## WHAT YOU HAVE TO DO
Answer with nothing but a number: how many lines include the word "bagay"?

## SUPPLIED MATERIAL
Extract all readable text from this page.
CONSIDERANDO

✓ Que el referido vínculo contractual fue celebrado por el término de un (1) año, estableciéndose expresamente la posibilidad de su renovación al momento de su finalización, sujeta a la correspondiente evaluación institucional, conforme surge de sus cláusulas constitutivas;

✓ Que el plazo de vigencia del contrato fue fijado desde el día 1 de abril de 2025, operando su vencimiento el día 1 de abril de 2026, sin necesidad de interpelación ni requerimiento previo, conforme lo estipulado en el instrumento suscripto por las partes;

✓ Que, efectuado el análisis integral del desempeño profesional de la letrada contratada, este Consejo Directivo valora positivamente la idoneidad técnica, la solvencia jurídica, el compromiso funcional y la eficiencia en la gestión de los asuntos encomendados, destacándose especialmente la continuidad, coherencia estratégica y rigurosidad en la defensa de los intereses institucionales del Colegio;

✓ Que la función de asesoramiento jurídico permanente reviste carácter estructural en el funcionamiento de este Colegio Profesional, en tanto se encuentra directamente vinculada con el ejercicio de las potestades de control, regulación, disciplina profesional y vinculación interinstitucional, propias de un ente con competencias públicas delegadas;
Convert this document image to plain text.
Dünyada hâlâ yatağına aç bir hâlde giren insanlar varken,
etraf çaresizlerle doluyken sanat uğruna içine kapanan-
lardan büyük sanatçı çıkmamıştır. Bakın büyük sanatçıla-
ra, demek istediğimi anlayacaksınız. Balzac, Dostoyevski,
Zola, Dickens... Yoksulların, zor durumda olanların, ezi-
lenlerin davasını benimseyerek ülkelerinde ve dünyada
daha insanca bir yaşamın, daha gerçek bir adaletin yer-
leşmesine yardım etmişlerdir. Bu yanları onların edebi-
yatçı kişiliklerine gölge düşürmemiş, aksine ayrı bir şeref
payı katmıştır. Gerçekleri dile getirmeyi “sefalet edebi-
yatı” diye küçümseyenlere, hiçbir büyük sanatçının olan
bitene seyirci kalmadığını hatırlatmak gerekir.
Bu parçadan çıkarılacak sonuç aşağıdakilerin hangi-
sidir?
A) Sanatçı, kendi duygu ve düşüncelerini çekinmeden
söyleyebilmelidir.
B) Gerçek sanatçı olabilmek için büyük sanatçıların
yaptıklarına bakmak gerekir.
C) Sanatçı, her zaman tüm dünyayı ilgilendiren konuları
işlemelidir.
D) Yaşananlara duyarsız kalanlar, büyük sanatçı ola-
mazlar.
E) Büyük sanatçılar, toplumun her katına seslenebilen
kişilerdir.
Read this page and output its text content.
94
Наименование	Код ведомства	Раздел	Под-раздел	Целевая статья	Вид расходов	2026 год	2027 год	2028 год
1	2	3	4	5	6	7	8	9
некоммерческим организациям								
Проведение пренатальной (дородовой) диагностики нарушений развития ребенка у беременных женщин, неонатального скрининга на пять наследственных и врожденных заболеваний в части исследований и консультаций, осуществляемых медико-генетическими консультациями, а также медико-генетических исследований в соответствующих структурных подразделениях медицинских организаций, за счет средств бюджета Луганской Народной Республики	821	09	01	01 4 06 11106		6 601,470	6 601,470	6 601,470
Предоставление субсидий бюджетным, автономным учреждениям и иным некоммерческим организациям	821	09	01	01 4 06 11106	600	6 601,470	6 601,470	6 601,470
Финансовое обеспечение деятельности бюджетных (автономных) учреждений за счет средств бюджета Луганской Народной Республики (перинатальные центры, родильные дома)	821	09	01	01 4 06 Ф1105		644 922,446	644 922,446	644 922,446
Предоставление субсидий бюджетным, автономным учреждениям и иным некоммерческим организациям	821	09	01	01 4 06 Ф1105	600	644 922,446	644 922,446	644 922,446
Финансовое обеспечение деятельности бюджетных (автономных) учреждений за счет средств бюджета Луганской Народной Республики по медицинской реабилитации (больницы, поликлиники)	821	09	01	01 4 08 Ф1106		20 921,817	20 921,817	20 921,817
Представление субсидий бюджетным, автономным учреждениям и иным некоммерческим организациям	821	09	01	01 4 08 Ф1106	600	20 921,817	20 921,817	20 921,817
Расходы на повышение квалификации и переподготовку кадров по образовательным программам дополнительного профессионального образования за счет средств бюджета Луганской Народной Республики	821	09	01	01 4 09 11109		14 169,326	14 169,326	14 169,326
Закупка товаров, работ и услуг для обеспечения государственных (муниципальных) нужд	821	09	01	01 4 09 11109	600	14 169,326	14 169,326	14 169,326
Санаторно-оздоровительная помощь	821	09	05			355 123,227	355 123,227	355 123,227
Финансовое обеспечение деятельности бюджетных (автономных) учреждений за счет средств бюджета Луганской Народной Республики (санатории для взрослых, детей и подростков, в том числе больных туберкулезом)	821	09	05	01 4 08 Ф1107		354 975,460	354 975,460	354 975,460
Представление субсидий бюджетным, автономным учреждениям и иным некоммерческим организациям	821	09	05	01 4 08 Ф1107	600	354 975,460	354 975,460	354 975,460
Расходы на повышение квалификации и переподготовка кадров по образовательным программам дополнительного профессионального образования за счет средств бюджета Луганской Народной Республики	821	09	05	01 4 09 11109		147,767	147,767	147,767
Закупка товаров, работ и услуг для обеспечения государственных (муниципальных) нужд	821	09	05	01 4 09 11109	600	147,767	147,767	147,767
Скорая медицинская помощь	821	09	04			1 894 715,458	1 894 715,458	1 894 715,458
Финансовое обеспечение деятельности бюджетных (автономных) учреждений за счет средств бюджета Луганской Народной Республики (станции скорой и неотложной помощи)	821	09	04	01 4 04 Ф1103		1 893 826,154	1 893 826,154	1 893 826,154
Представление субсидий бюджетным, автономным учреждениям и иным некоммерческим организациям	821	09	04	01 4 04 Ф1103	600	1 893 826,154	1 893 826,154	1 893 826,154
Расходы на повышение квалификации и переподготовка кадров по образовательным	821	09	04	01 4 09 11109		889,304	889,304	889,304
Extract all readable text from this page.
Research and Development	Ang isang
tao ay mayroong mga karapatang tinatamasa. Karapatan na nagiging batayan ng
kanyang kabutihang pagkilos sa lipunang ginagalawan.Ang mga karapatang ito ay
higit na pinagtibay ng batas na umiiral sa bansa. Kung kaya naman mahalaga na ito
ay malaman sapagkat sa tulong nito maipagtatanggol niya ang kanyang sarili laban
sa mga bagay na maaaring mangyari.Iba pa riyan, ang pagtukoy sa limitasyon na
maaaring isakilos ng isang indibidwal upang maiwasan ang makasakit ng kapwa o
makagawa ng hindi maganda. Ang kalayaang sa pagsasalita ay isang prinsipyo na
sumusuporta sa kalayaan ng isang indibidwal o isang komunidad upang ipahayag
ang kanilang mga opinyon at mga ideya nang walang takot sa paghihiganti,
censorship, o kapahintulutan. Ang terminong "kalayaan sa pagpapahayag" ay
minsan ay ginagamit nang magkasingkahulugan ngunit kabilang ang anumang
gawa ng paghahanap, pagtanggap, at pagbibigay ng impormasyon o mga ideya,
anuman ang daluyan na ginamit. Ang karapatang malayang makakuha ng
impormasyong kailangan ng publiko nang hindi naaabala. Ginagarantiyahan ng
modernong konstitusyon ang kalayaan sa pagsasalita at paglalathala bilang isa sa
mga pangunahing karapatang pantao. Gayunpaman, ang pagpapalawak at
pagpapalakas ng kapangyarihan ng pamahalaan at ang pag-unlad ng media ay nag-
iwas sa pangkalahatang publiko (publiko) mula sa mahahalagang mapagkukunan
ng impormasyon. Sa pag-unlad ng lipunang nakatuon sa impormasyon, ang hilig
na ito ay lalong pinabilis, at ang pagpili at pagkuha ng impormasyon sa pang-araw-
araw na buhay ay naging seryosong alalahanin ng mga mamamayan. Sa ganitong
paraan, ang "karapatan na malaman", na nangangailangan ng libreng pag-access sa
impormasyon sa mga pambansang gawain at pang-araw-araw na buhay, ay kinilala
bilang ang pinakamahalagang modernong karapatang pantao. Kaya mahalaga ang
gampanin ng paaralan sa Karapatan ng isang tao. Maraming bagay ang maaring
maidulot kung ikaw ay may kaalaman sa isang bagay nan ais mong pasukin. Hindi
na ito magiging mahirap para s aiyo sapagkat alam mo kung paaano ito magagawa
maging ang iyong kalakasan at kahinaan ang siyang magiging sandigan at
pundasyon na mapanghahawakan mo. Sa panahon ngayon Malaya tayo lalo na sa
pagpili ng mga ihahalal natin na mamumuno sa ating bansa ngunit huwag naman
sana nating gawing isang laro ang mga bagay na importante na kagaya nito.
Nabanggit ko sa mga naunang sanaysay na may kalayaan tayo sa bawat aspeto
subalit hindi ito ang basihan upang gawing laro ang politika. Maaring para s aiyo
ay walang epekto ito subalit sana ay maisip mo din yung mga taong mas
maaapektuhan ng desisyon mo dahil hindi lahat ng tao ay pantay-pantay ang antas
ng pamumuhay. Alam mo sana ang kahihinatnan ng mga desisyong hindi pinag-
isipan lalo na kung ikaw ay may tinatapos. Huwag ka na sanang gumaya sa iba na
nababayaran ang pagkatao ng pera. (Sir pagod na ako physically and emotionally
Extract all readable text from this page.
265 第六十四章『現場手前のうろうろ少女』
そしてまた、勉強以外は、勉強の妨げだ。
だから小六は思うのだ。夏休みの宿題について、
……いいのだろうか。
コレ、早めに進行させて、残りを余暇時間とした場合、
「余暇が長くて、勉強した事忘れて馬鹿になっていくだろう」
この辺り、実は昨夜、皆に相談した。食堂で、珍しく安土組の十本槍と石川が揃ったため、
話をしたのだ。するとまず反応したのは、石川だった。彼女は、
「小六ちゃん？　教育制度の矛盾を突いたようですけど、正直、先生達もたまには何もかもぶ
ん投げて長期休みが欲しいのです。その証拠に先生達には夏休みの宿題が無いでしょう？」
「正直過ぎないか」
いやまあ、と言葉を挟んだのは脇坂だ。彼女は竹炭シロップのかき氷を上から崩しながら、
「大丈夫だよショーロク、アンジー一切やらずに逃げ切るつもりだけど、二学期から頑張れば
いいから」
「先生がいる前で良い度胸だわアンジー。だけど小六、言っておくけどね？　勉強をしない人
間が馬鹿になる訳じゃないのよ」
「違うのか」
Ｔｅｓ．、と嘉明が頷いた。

## FINAL RESULT
4